** Written problem **
Search the material for the string "coordinate", then report how many lines hold it, with no other text.

--

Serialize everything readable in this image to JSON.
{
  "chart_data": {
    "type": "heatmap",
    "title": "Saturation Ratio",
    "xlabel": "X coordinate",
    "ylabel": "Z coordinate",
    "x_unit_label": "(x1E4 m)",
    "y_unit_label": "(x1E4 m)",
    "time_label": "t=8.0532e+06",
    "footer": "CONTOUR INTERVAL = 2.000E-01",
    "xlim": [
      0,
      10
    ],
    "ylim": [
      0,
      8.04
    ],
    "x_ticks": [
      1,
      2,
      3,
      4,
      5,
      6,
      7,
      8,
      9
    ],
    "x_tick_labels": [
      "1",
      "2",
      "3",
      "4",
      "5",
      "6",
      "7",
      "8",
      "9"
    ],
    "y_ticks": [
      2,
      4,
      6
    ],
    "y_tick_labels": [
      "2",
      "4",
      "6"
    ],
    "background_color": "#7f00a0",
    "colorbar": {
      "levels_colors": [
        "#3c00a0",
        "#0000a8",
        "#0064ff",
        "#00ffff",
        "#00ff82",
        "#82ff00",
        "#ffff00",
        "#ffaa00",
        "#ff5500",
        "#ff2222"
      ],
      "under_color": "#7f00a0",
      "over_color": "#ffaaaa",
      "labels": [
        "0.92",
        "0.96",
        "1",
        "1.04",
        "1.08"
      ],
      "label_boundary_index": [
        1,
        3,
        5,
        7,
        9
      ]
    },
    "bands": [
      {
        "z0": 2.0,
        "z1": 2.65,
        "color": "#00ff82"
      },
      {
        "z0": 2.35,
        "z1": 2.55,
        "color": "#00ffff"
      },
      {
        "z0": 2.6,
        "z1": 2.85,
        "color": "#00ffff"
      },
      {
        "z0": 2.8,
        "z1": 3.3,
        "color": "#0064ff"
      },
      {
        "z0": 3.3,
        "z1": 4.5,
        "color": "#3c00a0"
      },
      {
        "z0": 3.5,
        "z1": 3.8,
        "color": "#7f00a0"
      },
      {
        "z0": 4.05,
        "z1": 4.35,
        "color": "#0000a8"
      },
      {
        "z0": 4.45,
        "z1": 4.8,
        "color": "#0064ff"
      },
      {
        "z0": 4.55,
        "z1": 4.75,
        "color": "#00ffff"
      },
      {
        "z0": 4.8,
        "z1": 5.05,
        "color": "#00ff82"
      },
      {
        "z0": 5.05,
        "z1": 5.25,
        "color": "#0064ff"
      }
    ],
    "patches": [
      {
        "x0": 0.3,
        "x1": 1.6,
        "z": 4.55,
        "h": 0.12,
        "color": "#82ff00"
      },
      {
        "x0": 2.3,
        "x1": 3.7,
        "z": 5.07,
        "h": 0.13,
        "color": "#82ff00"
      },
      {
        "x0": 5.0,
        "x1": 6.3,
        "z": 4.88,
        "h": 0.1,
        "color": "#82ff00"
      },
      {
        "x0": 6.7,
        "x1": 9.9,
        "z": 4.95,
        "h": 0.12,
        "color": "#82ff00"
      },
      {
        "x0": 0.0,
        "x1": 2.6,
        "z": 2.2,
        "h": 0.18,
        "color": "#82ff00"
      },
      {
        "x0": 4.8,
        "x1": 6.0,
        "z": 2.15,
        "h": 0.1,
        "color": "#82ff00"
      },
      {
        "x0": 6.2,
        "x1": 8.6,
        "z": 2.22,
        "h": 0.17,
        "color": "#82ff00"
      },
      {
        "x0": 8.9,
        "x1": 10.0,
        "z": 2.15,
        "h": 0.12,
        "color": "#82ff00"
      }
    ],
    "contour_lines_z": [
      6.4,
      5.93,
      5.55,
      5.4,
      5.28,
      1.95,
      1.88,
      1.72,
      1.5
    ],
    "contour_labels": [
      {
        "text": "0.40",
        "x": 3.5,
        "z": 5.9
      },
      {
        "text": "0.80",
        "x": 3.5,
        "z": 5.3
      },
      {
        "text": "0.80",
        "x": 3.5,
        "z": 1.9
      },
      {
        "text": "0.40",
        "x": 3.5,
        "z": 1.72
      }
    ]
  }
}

--

** Output for this task **
2